STATED EXERCISE
Among the lines below, count those containing the word "应收票据". Give the number only.

Collection entries:
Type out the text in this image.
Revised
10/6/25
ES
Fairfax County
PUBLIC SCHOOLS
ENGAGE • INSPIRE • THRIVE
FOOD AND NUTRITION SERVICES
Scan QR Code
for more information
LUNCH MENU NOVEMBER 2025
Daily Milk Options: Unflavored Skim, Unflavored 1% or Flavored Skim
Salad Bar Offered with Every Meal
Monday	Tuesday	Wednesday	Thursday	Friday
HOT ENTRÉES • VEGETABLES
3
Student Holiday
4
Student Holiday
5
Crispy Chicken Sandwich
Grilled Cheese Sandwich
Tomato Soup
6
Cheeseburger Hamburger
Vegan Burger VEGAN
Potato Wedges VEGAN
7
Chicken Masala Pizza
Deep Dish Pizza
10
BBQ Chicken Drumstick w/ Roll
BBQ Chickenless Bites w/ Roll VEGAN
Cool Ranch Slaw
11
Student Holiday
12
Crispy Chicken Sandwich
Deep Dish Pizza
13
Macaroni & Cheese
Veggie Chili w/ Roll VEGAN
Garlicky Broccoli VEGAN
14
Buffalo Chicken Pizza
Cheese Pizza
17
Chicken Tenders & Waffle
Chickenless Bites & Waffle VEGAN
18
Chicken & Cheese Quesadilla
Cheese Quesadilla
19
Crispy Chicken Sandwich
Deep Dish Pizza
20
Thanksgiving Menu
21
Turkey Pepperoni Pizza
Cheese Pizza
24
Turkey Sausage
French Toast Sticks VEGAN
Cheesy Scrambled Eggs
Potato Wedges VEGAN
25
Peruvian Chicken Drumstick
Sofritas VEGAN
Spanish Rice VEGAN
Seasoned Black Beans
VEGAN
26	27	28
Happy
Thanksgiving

* * *

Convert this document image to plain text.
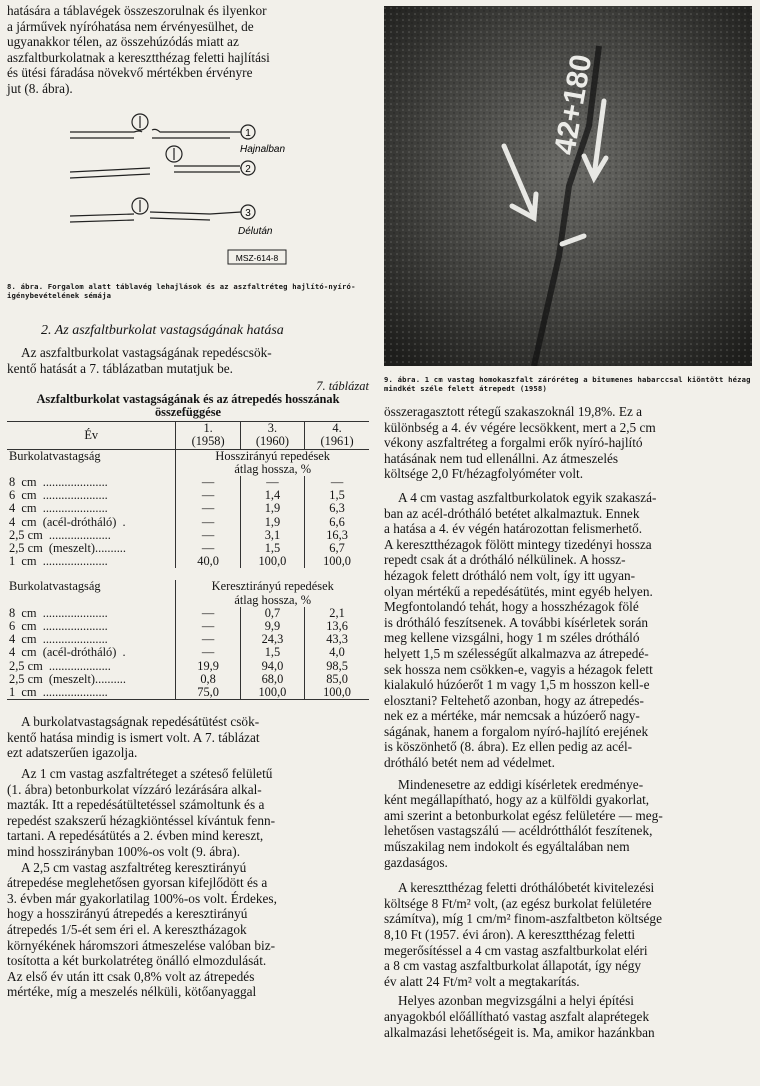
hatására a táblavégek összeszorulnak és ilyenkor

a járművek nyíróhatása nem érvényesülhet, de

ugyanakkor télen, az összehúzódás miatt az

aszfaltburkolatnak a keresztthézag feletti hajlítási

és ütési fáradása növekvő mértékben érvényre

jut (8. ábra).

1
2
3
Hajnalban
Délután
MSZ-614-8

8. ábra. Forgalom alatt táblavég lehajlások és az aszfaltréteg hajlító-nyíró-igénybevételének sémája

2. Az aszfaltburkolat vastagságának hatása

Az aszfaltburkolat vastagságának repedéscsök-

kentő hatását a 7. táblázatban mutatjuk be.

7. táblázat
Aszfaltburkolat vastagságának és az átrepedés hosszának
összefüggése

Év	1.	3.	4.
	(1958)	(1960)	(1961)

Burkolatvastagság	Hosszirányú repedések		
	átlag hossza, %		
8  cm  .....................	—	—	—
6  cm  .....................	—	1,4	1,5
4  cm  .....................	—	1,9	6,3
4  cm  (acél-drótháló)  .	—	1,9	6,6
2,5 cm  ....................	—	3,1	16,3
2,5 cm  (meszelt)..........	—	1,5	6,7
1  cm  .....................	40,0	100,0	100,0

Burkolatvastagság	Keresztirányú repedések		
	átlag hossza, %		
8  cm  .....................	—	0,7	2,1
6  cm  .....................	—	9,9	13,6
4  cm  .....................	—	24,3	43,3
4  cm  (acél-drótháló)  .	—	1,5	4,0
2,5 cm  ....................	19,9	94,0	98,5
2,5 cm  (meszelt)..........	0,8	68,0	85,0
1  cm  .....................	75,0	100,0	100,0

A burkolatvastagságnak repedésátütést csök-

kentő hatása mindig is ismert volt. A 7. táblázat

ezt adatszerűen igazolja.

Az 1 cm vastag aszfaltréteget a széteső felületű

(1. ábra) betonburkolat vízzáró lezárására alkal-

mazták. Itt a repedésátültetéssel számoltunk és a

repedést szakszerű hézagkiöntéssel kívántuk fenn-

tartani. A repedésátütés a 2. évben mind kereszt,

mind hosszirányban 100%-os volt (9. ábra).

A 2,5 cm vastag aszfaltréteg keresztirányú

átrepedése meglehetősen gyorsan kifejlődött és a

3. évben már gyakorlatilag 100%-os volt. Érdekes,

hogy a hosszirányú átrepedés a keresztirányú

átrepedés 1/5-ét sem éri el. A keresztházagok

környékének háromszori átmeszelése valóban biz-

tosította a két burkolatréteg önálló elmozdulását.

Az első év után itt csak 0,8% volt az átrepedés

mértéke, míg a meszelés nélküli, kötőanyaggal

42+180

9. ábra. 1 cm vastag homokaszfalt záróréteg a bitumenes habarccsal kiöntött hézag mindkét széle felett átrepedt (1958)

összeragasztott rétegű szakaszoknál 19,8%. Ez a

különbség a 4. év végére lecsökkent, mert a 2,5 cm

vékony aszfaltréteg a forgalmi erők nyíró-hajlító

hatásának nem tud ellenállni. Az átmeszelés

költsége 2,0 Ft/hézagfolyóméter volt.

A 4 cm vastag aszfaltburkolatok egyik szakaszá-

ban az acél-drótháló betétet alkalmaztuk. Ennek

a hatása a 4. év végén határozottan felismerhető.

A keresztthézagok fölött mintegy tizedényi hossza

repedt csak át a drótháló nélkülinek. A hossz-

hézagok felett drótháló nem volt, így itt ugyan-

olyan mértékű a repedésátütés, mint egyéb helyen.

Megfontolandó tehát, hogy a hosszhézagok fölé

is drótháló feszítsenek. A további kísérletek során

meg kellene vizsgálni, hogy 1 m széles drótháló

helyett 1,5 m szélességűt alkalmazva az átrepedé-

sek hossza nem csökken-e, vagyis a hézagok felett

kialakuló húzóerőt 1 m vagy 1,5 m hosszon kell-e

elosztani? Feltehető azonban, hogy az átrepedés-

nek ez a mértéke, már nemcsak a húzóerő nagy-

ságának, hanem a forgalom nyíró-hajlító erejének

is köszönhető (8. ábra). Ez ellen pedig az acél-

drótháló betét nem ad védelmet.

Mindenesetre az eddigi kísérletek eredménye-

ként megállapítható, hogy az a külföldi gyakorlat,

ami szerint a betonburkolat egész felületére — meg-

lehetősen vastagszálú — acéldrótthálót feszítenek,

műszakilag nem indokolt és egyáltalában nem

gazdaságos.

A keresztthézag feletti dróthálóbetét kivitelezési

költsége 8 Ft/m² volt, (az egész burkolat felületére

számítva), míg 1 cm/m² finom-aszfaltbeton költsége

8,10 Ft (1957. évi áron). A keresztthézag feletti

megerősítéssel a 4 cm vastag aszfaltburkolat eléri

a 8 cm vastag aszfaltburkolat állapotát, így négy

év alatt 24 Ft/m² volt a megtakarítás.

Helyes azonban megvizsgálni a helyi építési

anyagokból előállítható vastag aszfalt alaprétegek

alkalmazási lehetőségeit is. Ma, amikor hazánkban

---

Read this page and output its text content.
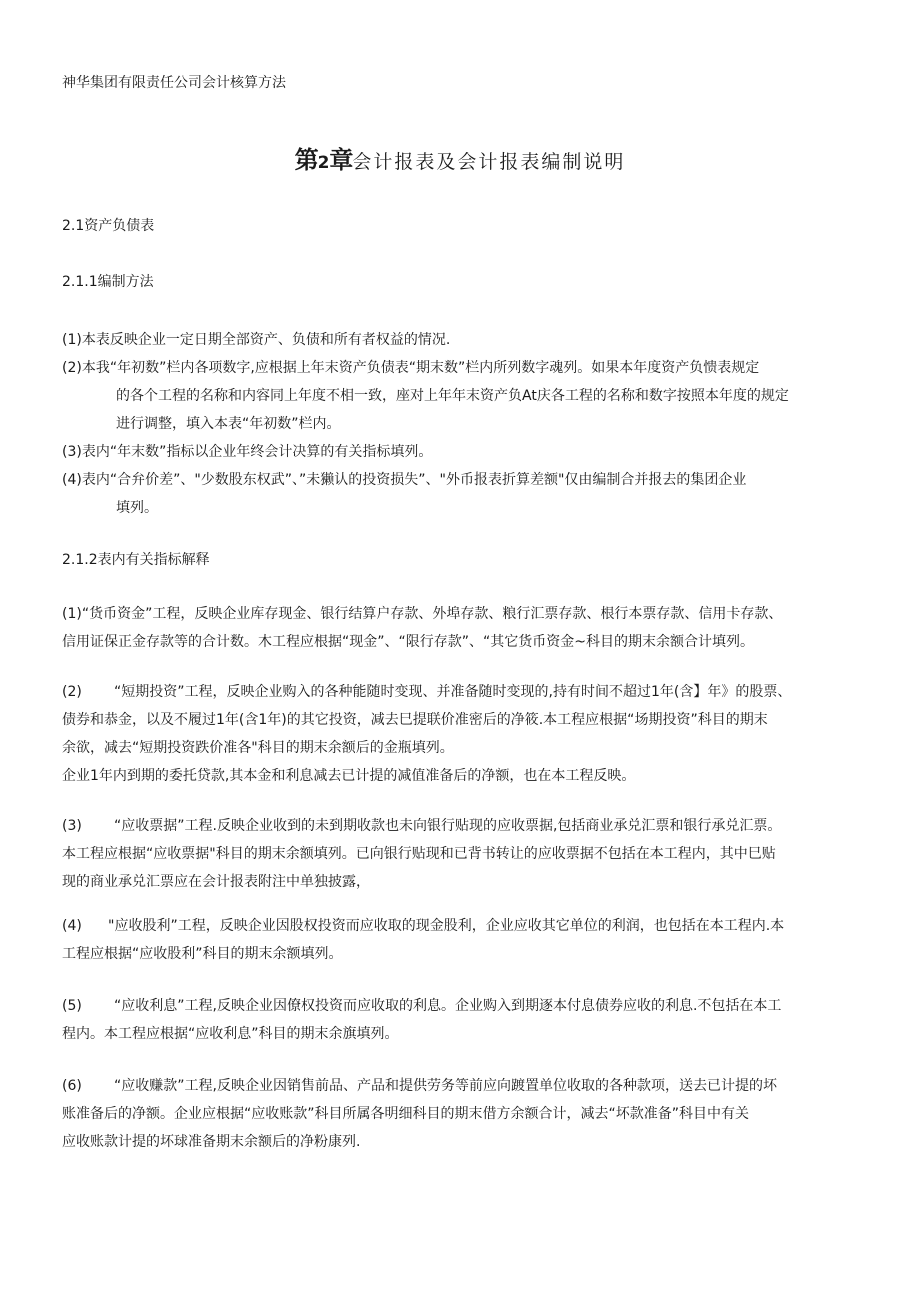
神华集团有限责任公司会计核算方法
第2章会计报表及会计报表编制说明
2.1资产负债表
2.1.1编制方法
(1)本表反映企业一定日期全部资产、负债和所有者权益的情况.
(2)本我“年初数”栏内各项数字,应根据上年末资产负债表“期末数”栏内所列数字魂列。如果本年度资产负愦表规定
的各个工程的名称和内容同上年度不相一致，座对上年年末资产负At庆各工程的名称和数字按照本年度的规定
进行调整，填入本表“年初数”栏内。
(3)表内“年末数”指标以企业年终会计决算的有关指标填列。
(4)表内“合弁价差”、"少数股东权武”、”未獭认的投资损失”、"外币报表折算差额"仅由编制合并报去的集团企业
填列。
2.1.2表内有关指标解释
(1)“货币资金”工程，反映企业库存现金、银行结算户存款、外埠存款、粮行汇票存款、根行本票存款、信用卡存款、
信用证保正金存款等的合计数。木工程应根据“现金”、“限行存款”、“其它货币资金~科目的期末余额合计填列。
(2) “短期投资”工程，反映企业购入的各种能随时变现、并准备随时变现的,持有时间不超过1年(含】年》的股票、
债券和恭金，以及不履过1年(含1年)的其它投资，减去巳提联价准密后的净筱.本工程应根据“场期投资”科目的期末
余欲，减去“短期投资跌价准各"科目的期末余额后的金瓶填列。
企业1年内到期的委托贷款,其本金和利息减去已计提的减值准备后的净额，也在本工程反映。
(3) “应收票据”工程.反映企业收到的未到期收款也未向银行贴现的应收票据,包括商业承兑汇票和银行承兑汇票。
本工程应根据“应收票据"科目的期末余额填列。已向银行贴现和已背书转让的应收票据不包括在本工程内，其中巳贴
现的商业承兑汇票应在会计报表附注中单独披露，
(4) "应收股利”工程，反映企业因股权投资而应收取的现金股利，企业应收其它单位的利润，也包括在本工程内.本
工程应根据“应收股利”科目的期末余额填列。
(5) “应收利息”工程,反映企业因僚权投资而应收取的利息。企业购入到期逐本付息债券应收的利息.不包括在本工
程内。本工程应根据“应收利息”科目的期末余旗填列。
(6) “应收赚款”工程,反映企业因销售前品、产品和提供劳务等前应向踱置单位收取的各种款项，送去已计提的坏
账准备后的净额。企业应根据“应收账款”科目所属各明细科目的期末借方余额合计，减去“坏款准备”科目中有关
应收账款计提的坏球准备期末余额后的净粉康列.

OUTPUT BELOW
2